→ **Set task**:
Make an exact copy of the records, with the images left out.

++++++

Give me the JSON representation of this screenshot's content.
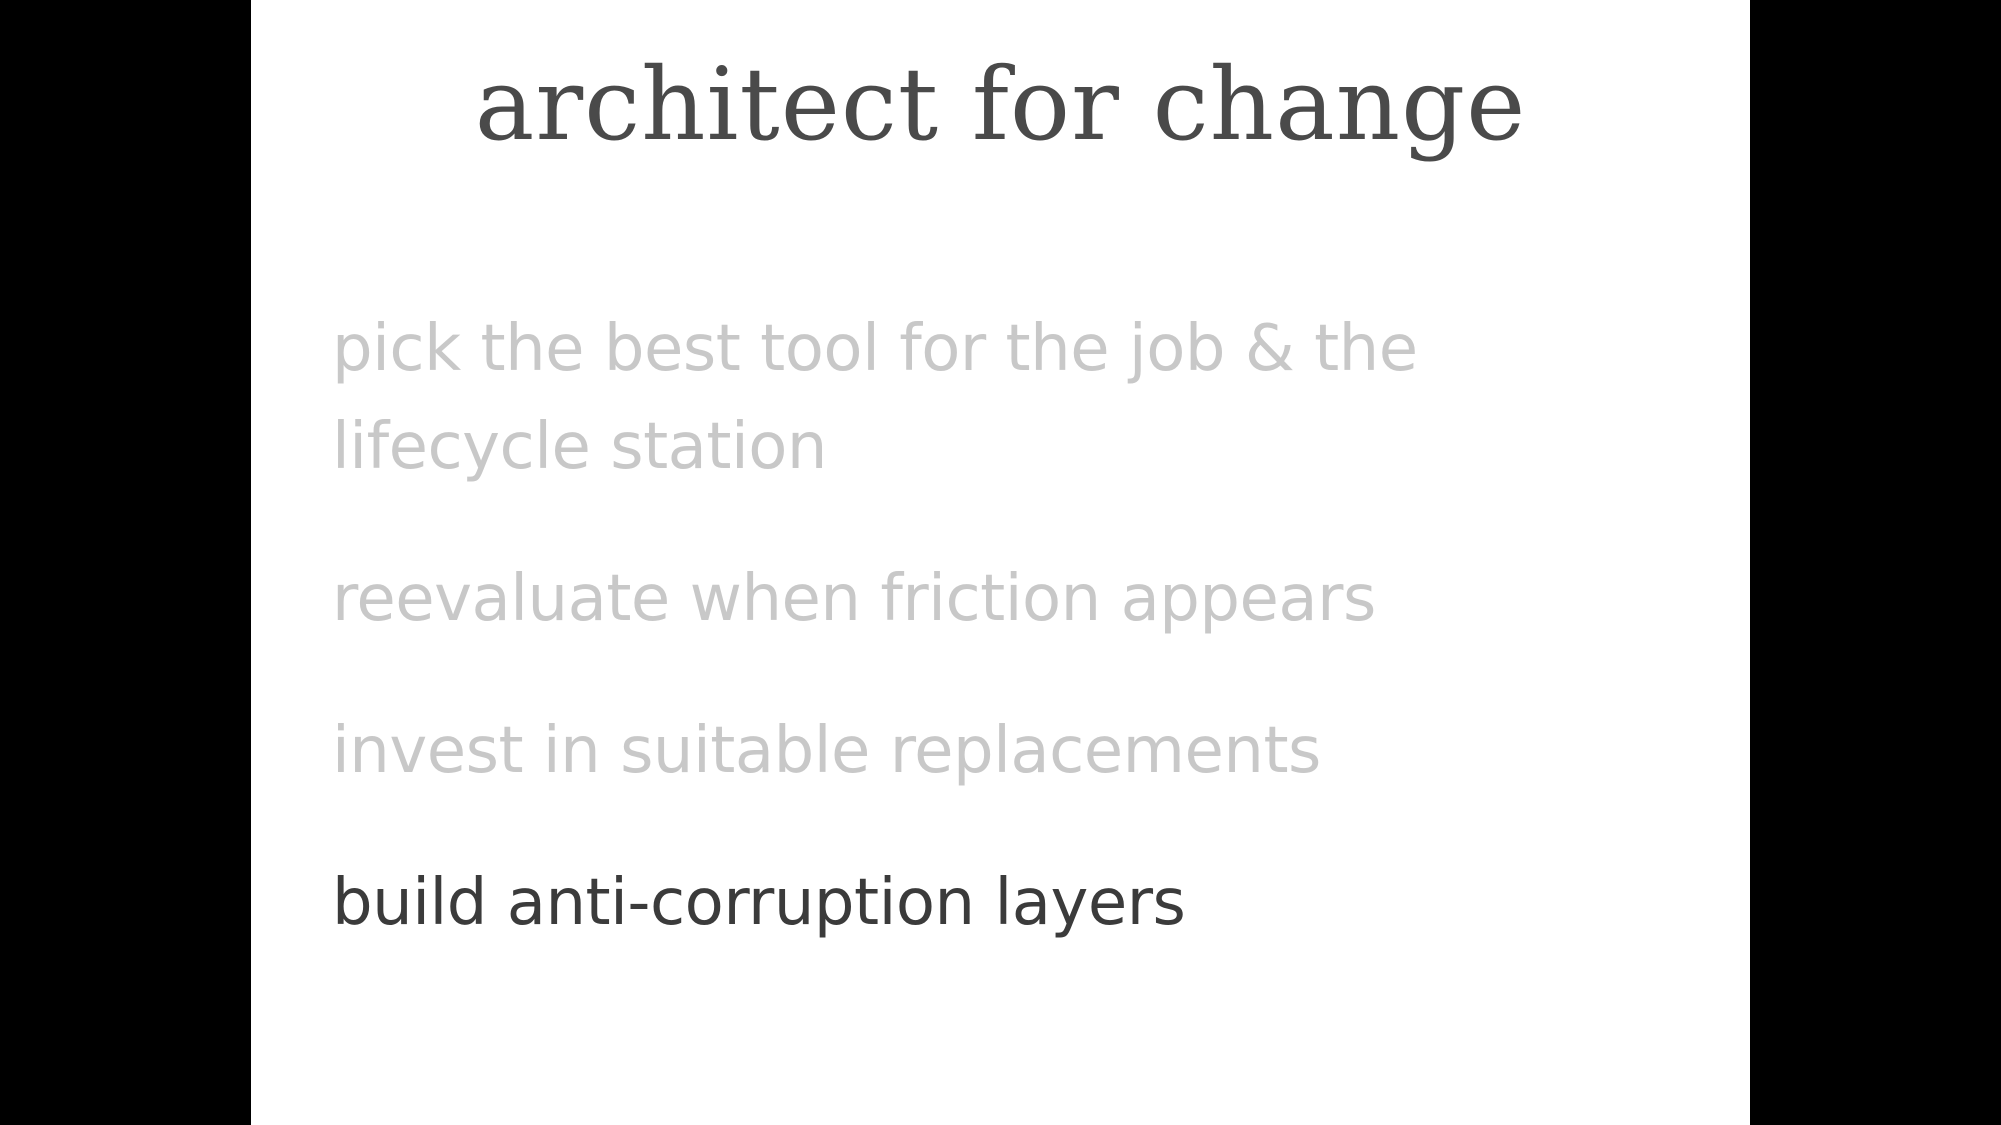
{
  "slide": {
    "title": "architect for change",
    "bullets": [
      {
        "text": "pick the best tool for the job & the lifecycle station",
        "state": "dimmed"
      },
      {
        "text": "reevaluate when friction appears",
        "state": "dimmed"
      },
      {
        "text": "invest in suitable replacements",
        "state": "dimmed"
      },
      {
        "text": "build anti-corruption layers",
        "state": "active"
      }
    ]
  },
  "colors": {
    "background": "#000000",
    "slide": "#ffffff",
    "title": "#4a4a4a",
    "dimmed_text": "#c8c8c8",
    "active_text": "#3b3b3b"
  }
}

++++++

→ **Full output**:
Give me the JSON representation of this screenshot's content.
{
  "slide": {
    "title": "architect for change",
    "bullets": [
      {
        "text": "pick the best tool for the job & the lifecycle station",
        "state": "dimmed"
      },
      {
        "text": "reevaluate when friction appears",
        "state": "dimmed"
      },
      {
        "text": "invest in suitable replacements",
        "state": "dimmed"
      },
      {
        "text": "build anti-corruption layers",
        "state": "active"
      }
    ]
  },
  "colors": {
    "background": "#000000",
    "slide": "#ffffff",
    "title": "#4a4a4a",
    "dimmed_text": "#c8c8c8",
    "active_text": "#3b3b3b"
  }
}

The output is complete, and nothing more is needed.